[Perintah Tugas]: Tuliskan kembali tanpa perubahan bagian kutipan dokumen mulai dari "Makanya taklah heran, banyak" hingga "hidupkan bank-bank syariah.".

[Kutipan Dokumen]:
Urusan produktivitas kepenulisan, UAS sudah menulis buku-buku; “37 Masalah Populer” (2014), “99 Tanya Jawab Seputar Shalat” (2013), “33 Tanya Jawab Seputar Qurban” (2009), dan “30 Fatwa Seputar Ramadhan-terjemahan” (2011). Semua buku karya UAS tersebut bisa diakses secara gratis, baik di internet (ebook-pdf) maupun melalui aplikasi appstore/playstore. Sangat mengagumkan, UAS mempermudah umat belajar Islam secara praktis dan efektif.

Makanya taklah heran, banyak jamaah yang berujar jika UAS adalah Hamka zaman sekarang. Sebab, UAS mengedepankan toleransi, penghargaan terhadap perbedaan madzhab, menjunjung tinggi persatuan umat dan selalu menekankan agar umat Islam Indonesia melek politik dan berdikari dalam ekonomi. UAS selalu menyuarakan Islam dan politik tak bisa dipisahkan.

Mayoritas umat Islam di Indonesia secara ekonomi adalah kelas menengah ke bawah. Baginya perekonomian umat adalah mutlak tanggung jawab bersama umat Islam. Makanya UAS mengingatkan tentang pemberdayaan perekonomian umat dengan membangun dan mengembangkan sistem ekonomi syariah, hidupkan bank-bank syariah.

[Data yang Diberikan]:
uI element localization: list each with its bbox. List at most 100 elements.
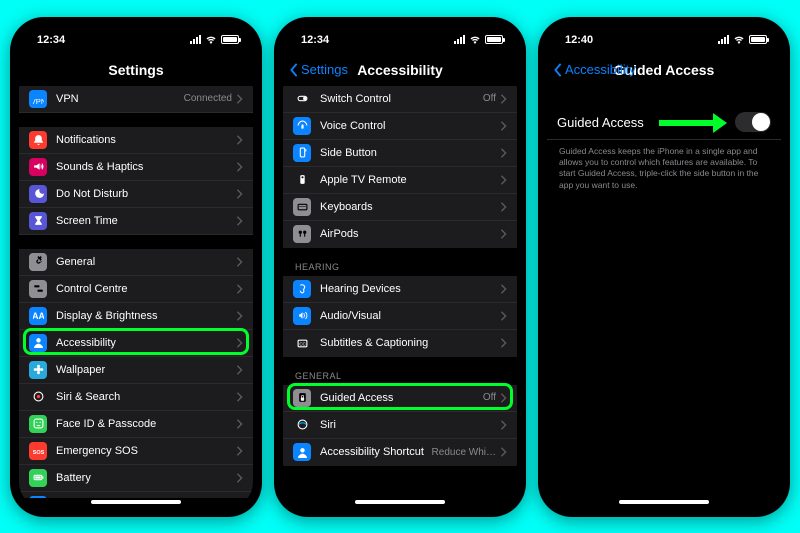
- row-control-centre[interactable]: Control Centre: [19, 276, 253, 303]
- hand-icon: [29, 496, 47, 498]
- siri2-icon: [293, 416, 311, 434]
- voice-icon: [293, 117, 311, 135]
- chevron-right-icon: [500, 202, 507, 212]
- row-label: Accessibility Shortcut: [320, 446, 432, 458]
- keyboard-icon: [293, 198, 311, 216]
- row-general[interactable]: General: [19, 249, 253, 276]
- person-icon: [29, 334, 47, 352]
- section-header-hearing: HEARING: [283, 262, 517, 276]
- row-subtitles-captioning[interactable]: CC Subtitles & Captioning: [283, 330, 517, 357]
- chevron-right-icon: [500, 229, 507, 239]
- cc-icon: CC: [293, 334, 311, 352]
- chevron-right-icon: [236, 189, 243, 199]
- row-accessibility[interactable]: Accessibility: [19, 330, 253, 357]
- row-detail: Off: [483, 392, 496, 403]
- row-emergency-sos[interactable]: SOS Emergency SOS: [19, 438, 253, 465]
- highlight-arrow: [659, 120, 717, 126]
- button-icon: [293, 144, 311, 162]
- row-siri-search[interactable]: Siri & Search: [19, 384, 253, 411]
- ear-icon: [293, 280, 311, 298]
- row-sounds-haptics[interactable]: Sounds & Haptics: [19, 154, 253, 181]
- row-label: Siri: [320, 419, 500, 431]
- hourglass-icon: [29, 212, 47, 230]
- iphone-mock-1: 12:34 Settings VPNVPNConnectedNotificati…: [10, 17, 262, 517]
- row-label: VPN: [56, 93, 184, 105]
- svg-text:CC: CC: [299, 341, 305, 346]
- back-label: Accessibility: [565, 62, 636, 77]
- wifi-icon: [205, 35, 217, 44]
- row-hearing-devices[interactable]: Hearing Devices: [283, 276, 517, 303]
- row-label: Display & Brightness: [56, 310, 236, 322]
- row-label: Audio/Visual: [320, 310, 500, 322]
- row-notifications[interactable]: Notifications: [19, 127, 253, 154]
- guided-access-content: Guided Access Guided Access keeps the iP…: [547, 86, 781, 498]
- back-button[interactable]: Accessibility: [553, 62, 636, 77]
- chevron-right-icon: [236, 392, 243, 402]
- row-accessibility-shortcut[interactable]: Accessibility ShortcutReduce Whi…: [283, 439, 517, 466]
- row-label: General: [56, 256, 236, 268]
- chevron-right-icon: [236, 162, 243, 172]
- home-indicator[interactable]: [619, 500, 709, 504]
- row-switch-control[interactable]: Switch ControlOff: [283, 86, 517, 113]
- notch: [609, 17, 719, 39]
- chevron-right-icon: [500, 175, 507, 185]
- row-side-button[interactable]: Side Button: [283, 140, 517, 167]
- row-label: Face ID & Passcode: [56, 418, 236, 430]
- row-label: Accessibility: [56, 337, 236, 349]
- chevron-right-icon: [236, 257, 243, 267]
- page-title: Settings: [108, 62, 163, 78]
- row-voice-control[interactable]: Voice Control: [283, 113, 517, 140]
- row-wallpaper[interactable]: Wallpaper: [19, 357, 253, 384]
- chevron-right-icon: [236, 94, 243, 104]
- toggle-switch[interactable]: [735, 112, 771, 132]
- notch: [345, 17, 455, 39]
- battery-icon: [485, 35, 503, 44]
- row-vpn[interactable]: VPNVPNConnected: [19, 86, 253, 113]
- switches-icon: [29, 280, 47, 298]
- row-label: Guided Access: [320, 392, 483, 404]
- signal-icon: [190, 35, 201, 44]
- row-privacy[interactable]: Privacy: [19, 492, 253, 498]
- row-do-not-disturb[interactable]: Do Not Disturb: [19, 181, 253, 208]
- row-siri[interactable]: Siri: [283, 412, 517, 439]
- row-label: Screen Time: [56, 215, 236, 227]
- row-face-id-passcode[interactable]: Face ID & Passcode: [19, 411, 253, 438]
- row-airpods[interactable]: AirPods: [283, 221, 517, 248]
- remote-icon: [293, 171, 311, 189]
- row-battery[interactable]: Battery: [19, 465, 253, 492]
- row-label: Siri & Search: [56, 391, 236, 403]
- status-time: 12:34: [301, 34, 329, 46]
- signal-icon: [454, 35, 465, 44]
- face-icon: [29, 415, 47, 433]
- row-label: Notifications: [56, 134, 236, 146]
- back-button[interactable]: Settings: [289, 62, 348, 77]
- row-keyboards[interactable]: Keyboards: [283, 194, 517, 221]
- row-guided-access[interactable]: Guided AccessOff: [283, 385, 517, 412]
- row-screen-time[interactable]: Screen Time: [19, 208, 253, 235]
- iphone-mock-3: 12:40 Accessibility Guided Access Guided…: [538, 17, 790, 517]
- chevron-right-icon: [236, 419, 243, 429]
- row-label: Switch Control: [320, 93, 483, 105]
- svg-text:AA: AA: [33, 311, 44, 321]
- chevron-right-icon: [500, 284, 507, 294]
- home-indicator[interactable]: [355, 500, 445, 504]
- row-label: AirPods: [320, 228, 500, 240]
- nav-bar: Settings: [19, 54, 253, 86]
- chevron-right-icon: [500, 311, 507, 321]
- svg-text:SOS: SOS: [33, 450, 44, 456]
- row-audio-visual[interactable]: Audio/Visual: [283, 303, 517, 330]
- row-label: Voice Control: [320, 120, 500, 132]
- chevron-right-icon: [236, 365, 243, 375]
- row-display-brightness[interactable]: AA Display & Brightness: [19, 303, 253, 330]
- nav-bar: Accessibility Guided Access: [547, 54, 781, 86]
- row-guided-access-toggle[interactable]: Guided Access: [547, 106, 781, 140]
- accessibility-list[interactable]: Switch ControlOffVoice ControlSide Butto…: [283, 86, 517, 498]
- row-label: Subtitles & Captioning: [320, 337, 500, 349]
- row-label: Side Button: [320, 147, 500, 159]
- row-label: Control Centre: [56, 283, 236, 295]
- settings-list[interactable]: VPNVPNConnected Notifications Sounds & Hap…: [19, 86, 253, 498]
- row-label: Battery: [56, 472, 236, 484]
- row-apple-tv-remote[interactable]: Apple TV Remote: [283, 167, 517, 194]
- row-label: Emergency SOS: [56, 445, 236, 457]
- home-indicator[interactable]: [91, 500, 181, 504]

==

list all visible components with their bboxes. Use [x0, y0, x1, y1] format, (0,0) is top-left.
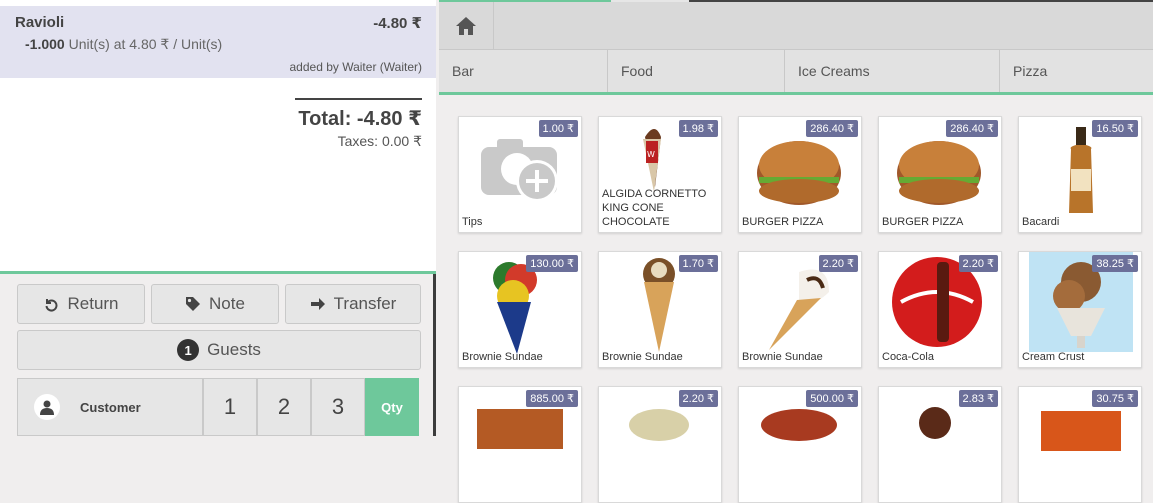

[Hasil Pengerjaan]:
Makanya taklah heran, banyak jamaah yang berujar jika UAS adalah Hamka zaman sekarang. Sebab, UAS mengedepankan toleransi, penghargaan terhadap perbedaan madzhab, menjunjung tinggi persatuan umat dan selalu menekankan agar umat Islam Indonesia melek politik dan berdikari dalam ekonomi. UAS selalu menyuarakan Islam dan politik tak bisa dipisahkan.

Mayoritas umat Islam di Indonesia secara ekonomi adalah kelas menengah ke bawah. Baginya perekonomian umat adalah mutlak tanggung jawab bersama umat Islam. Makanya UAS mengingatkan tentang pemberdayaan perekonomian umat dengan membangun dan mengembangkan sistem ekonomi syariah, hidupkan bank-bank syariah.